TASK ▸ Of all the lines in the data below, how many contain "watermark"? Report that number alone.

--- start of DATA PROVIDED ---

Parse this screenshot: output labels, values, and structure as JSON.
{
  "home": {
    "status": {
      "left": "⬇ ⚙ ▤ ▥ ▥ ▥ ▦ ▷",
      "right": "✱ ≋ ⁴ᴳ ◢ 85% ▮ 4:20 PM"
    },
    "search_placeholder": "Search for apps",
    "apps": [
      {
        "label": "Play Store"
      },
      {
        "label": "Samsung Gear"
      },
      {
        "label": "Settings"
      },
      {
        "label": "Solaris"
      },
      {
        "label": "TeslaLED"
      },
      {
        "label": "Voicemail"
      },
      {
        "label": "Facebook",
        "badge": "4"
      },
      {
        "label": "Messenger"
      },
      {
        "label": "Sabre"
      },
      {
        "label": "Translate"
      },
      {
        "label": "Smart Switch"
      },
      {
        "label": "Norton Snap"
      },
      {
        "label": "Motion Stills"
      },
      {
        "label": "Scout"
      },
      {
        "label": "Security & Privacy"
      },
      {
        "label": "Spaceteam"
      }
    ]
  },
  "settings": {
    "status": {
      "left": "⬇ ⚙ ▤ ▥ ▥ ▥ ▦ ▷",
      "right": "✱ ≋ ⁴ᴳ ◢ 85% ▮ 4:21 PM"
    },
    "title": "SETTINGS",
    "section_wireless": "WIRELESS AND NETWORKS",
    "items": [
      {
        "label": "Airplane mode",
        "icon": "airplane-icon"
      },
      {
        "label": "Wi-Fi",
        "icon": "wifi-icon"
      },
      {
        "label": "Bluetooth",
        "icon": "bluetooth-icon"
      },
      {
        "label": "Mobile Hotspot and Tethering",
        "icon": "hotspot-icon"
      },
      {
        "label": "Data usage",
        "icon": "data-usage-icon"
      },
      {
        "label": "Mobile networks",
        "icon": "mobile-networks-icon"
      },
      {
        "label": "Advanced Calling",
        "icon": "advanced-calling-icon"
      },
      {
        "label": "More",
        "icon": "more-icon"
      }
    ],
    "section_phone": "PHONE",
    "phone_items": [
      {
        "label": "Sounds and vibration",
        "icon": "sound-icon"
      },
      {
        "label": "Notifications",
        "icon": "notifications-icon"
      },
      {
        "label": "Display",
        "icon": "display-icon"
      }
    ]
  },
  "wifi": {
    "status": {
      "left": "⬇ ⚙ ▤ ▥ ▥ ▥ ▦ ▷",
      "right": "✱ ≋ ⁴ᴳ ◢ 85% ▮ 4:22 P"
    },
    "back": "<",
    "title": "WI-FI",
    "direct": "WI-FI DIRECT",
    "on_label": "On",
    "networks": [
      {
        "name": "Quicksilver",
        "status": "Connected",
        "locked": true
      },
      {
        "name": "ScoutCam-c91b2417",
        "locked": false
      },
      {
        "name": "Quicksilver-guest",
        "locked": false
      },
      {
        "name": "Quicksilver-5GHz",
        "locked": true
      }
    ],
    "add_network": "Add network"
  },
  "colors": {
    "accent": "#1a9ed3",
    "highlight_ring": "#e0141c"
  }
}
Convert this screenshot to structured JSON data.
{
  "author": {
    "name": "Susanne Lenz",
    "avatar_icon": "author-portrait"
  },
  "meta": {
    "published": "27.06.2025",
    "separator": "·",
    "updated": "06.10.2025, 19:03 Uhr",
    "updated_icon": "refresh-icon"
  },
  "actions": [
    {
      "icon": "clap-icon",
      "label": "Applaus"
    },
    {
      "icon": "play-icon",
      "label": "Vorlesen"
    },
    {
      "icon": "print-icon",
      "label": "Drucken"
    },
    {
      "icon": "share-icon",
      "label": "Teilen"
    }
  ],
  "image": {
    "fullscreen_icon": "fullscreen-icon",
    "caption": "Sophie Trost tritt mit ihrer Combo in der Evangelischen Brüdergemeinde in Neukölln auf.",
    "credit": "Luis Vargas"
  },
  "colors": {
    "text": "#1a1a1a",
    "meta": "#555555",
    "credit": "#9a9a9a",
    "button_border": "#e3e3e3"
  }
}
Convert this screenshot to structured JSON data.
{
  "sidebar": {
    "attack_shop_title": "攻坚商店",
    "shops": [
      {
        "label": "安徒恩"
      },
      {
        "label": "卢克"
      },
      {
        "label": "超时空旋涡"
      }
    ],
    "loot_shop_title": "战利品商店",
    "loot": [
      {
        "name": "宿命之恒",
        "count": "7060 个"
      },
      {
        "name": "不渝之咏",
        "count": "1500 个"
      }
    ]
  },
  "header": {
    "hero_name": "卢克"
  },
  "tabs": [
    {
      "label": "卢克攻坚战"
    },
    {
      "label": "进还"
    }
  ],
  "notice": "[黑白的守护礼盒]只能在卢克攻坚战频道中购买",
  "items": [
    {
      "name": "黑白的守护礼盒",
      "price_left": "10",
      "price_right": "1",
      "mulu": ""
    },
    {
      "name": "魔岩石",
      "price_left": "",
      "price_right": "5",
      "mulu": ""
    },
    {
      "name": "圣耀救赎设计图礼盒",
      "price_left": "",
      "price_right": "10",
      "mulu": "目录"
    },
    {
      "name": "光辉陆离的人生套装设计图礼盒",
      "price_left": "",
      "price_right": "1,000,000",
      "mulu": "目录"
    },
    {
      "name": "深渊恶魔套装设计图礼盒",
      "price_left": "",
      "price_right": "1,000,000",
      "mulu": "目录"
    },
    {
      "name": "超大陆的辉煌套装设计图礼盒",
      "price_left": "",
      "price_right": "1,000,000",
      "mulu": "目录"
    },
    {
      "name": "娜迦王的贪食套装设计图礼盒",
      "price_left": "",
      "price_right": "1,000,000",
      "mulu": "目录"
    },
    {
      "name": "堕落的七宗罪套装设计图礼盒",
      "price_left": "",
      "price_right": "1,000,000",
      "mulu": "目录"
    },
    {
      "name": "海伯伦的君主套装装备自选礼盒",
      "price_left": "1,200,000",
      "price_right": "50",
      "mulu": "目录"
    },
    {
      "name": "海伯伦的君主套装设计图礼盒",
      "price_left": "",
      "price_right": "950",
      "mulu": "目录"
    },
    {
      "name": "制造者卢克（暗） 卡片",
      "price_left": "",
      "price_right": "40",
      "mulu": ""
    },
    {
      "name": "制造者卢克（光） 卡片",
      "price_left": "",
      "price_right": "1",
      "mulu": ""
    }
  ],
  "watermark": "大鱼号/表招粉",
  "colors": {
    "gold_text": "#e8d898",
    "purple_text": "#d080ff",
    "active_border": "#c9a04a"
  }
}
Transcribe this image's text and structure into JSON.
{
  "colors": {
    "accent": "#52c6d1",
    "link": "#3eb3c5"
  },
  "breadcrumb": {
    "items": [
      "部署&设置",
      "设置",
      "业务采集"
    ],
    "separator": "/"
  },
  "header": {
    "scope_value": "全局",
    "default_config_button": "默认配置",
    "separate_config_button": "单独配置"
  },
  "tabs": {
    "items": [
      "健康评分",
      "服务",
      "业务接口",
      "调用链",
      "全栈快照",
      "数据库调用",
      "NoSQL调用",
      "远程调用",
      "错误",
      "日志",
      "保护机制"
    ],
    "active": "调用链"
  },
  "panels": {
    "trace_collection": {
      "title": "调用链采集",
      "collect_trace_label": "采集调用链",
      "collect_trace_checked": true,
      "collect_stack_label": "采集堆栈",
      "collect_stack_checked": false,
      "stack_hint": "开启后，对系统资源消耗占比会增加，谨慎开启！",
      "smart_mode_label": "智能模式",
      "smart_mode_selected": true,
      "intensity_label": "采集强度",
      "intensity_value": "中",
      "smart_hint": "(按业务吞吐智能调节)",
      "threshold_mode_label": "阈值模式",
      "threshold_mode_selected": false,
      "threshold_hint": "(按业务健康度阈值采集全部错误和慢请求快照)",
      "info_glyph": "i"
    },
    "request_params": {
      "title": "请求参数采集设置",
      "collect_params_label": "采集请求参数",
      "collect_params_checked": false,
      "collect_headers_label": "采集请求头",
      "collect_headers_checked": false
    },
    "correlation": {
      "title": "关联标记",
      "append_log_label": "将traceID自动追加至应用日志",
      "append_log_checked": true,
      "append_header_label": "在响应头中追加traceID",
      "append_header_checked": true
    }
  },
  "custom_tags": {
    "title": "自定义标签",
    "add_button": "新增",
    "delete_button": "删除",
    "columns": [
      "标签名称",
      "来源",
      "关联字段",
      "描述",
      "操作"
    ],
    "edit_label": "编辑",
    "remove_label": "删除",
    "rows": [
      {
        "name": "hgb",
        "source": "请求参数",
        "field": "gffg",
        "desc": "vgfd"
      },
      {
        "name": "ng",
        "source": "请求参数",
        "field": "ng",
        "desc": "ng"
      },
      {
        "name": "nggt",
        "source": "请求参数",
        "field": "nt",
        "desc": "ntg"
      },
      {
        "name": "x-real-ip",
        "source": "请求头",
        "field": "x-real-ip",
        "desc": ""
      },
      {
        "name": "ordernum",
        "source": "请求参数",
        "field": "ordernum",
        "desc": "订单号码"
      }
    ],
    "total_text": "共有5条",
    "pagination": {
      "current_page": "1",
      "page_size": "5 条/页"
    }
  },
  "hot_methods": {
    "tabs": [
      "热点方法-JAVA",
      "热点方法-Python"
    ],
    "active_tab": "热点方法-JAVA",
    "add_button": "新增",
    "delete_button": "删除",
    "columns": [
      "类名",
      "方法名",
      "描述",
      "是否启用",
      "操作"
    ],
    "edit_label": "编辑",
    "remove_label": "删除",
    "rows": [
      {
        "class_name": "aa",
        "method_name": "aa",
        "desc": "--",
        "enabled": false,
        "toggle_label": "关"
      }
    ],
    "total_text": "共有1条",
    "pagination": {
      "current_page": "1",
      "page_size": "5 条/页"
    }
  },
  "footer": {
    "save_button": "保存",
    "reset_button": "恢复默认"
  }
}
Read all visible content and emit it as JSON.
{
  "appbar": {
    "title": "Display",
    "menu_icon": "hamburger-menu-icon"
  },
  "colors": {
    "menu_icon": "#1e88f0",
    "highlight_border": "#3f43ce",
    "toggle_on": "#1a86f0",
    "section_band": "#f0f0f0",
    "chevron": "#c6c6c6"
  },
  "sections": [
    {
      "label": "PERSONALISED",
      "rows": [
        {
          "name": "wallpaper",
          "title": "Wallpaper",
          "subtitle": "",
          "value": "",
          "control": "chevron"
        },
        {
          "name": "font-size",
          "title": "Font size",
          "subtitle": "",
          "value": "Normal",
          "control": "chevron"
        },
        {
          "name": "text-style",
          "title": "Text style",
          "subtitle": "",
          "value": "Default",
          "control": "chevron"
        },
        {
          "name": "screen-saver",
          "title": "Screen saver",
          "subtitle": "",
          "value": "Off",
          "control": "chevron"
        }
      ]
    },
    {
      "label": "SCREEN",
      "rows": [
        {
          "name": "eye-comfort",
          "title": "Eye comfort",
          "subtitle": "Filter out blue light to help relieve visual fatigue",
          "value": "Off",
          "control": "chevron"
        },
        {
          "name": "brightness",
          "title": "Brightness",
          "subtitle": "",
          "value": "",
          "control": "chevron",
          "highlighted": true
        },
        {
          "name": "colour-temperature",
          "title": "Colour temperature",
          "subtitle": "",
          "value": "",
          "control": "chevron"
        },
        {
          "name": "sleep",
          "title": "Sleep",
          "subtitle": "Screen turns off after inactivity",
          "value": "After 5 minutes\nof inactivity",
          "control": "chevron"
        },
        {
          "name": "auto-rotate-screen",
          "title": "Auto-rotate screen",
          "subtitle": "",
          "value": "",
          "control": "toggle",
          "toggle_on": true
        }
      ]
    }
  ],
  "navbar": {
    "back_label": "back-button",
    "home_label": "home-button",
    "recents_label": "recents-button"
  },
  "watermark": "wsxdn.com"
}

--- end of DATA PROVIDED ---

EXERCISE RESULT ▸ 2